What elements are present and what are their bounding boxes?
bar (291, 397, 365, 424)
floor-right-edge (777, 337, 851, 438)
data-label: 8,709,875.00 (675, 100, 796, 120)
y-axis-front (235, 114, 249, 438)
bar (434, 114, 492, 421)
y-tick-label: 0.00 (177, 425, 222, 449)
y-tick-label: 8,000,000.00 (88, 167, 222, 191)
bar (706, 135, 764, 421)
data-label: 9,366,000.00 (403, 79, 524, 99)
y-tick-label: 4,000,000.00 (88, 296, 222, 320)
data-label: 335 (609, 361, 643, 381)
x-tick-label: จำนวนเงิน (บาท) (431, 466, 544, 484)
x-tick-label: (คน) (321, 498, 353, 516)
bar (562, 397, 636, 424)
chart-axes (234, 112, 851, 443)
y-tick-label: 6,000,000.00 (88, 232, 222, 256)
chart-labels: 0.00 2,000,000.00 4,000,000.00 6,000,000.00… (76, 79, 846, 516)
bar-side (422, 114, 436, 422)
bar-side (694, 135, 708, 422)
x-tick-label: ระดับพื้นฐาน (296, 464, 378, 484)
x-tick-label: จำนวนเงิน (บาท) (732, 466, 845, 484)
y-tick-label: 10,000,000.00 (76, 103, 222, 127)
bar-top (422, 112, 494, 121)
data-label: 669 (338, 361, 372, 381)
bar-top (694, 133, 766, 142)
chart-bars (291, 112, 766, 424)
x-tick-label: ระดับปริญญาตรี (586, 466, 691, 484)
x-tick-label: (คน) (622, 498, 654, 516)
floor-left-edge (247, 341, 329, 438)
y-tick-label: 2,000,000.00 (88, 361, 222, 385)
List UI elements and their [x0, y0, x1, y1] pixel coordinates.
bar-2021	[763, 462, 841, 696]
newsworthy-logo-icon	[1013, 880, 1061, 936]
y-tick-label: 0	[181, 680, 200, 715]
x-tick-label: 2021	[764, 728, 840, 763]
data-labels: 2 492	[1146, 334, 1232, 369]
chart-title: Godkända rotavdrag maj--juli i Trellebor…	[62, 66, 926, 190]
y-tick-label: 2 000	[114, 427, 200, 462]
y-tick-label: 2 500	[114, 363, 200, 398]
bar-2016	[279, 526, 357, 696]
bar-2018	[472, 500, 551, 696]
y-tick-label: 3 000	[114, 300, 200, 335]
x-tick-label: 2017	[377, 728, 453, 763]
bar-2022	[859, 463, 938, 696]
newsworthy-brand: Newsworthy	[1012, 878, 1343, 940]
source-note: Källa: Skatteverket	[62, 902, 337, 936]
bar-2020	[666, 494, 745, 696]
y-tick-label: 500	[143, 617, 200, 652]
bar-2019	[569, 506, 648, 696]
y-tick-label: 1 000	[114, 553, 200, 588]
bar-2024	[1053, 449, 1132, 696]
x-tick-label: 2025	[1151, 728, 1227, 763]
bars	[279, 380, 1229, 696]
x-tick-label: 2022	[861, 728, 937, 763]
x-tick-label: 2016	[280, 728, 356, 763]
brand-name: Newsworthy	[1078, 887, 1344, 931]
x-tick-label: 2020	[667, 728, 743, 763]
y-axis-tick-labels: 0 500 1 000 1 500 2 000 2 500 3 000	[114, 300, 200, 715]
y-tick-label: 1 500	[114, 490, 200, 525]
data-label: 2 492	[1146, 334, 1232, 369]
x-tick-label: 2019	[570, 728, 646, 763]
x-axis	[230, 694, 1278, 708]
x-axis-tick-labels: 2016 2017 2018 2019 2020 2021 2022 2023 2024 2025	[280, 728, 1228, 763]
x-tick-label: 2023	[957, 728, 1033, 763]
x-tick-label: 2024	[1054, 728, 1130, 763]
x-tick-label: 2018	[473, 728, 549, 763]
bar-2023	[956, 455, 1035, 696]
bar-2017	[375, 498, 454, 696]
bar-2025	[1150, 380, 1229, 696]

▶ [Exercise instructions]
Retype every line of the data from the very first one down through the line containing "data-label: 335 (609, 361, 643, 381)", and keep each line unchanged.

▶ [Answer to the task]
What elements are present and what are their bounding boxes?
bar (291, 397, 365, 424)
floor-right-edge (777, 337, 851, 438)
data-label: 8,709,875.00 (675, 100, 796, 120)
y-axis-front (235, 114, 249, 438)
bar (434, 114, 492, 421)
y-tick-label: 0.00 (177, 425, 222, 449)
y-tick-label: 8,000,000.00 (88, 167, 222, 191)
bar (706, 135, 764, 421)
data-label: 9,366,000.00 (403, 79, 524, 99)
y-tick-label: 4,000,000.00 (88, 296, 222, 320)
data-label: 335 (609, 361, 643, 381)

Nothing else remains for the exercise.